■ Given request: Find every line with the word "pada". Copy those lines.

Stored data:
-.-.-

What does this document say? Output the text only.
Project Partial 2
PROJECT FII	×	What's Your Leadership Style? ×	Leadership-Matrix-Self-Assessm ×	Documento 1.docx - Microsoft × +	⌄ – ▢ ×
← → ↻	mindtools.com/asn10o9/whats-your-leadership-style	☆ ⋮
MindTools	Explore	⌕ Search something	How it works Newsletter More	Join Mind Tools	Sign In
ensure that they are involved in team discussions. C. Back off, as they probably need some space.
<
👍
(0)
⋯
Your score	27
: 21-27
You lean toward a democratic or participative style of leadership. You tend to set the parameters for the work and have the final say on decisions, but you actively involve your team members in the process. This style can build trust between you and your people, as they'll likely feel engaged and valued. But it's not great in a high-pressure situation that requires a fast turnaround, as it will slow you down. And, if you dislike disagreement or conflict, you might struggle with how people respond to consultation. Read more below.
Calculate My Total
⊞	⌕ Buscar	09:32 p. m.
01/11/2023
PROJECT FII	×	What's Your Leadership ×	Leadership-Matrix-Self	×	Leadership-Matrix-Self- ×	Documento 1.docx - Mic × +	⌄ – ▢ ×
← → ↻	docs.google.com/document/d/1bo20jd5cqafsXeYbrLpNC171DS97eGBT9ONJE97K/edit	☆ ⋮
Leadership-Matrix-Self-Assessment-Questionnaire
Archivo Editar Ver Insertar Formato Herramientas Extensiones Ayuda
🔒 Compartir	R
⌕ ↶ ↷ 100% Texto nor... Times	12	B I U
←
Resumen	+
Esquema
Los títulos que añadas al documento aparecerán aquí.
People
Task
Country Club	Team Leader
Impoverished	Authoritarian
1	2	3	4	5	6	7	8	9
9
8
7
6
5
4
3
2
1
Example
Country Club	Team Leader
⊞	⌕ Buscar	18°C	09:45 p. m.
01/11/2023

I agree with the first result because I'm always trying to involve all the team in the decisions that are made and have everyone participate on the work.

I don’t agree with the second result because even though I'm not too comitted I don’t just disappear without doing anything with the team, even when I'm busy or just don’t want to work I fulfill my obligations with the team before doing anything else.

-.-.-

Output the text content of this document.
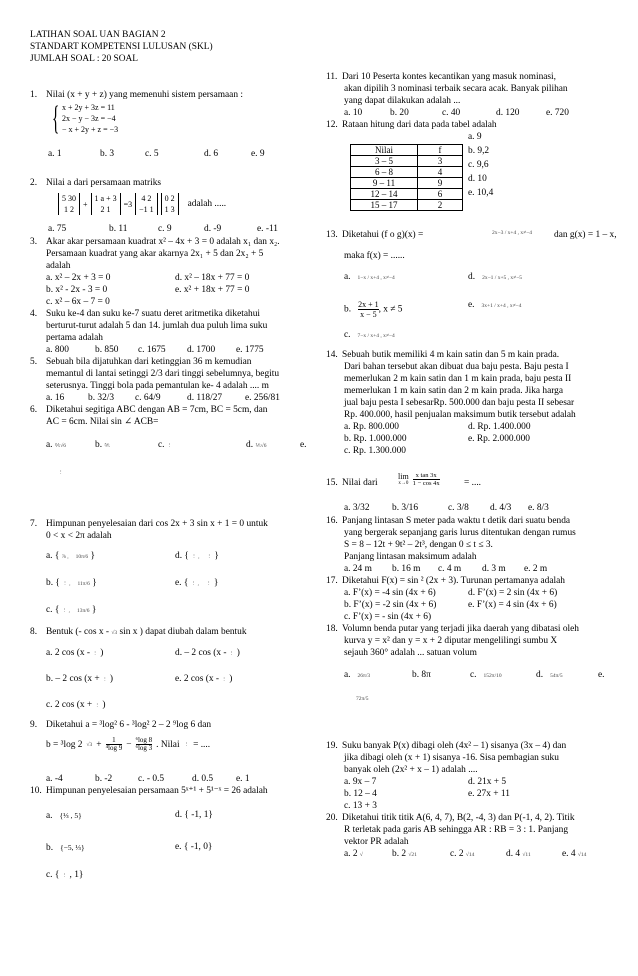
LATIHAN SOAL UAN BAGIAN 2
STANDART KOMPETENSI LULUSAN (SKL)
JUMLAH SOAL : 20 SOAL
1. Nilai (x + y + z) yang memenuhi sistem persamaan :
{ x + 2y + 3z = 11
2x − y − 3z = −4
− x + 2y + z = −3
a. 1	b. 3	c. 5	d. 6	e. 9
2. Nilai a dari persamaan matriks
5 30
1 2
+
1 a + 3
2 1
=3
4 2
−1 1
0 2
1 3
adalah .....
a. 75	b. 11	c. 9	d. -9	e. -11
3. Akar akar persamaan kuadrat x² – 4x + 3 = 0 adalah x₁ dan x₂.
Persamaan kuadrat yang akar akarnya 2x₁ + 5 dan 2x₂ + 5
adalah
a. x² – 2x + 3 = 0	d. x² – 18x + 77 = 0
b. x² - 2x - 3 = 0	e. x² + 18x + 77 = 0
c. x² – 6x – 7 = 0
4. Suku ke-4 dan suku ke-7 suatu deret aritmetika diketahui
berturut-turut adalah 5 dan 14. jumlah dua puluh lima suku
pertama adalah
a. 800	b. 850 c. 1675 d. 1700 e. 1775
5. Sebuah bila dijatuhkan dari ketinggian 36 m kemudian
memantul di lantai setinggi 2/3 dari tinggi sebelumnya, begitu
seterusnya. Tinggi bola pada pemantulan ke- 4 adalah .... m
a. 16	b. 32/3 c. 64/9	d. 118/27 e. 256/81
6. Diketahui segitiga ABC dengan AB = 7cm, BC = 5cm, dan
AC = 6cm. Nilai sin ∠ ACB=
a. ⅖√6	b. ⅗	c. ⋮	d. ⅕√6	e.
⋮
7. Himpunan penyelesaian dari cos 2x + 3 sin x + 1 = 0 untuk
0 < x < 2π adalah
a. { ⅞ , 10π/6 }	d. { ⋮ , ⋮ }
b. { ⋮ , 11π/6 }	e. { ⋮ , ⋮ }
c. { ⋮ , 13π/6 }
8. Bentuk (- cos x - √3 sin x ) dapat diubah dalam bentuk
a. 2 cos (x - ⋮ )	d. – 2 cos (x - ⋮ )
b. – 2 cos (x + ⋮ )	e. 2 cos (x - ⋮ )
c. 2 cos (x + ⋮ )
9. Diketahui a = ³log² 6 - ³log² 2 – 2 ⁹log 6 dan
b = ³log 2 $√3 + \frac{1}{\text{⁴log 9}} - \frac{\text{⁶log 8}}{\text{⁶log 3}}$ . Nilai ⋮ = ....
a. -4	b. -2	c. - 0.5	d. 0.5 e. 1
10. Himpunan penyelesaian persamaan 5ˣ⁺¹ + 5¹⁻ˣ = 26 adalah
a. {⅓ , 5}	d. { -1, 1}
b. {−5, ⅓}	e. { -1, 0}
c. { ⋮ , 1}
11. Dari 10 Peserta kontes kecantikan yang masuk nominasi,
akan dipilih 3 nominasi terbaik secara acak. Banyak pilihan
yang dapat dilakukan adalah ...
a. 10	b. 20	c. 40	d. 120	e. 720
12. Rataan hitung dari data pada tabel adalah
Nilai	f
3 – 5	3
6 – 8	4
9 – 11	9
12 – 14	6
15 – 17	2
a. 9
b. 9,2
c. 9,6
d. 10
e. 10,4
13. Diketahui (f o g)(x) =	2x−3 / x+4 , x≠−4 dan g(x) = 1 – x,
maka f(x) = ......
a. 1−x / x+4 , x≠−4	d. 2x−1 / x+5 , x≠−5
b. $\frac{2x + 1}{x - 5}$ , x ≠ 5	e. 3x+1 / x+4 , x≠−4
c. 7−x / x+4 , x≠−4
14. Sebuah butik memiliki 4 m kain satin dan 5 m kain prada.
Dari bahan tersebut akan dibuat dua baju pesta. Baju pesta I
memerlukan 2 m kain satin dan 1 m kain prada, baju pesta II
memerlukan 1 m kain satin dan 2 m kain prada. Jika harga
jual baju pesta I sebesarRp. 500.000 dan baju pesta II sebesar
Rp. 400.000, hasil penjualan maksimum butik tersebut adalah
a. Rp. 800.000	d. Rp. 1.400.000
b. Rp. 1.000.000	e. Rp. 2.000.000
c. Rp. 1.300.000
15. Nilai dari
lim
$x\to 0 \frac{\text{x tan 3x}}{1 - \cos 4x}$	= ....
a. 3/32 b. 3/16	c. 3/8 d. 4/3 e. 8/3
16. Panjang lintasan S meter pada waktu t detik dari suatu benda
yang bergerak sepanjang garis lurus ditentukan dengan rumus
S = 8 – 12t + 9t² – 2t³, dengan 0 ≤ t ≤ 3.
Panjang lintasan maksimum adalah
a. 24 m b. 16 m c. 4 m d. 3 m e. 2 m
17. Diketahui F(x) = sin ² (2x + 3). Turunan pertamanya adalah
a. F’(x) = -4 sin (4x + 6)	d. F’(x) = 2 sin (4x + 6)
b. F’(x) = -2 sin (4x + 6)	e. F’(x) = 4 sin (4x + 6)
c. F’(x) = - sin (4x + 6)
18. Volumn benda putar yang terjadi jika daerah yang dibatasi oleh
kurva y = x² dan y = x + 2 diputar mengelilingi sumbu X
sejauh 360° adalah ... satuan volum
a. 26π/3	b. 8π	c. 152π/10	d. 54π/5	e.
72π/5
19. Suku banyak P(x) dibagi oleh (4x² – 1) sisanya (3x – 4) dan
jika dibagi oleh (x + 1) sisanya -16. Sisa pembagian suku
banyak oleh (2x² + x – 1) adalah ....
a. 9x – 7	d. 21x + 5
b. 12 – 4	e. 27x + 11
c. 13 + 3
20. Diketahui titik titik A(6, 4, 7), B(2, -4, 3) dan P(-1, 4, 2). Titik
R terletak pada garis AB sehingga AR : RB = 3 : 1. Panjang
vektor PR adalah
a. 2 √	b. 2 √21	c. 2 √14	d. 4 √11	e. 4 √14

-.-.-

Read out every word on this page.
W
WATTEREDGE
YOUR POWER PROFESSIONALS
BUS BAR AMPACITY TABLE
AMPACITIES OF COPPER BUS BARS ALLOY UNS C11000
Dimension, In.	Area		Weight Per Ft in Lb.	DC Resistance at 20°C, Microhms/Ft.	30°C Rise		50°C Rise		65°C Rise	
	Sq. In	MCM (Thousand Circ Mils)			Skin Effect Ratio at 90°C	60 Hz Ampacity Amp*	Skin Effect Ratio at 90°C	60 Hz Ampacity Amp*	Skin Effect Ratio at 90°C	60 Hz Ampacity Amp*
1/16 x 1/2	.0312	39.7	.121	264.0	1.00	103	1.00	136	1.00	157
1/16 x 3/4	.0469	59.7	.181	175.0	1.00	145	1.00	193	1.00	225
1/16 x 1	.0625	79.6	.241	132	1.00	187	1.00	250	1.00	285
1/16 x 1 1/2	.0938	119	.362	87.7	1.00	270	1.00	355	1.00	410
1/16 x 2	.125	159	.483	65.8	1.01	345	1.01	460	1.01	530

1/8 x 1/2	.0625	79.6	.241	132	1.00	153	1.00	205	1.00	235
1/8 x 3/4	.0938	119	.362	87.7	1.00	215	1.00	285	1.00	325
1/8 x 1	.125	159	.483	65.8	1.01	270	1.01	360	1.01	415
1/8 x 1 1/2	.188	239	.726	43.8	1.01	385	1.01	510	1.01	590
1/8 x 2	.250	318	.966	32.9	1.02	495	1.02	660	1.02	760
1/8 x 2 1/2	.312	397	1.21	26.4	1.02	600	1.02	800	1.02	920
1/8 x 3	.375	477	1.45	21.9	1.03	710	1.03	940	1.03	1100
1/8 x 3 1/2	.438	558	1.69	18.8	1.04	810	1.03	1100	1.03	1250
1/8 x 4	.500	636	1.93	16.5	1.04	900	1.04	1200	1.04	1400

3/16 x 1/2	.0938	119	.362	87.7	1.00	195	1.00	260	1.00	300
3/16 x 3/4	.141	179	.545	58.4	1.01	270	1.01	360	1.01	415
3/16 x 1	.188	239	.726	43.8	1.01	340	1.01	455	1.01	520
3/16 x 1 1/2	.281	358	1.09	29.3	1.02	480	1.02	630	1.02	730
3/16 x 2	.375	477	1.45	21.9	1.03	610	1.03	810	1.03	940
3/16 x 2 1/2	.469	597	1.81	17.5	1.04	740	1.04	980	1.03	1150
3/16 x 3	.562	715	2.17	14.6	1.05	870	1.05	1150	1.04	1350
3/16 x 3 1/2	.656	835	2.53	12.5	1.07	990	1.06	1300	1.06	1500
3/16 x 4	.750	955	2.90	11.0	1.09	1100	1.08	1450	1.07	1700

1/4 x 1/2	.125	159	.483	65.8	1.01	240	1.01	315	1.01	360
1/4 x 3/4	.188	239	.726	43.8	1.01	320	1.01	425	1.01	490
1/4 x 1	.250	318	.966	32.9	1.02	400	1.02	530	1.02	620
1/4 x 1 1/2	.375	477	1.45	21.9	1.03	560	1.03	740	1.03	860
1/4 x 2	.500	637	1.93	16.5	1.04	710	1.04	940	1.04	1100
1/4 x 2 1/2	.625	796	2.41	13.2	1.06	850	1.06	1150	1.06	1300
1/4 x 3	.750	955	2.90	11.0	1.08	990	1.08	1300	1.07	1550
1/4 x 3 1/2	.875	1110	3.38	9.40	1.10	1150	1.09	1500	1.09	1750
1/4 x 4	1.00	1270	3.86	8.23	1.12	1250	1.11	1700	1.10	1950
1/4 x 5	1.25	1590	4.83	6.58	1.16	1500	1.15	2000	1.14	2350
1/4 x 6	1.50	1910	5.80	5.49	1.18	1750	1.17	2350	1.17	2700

-.-.-

■ Solution below:
seterusnya. Tinggi bola pada pemantulan ke- 4 adalah .... m
12. Rataan hitung dari data pada tabel adalah
16. Panjang lintasan S meter pada waktu t detik dari suatu benda
R terletak pada garis AB sehingga AR : RB = 3 : 1. Panjang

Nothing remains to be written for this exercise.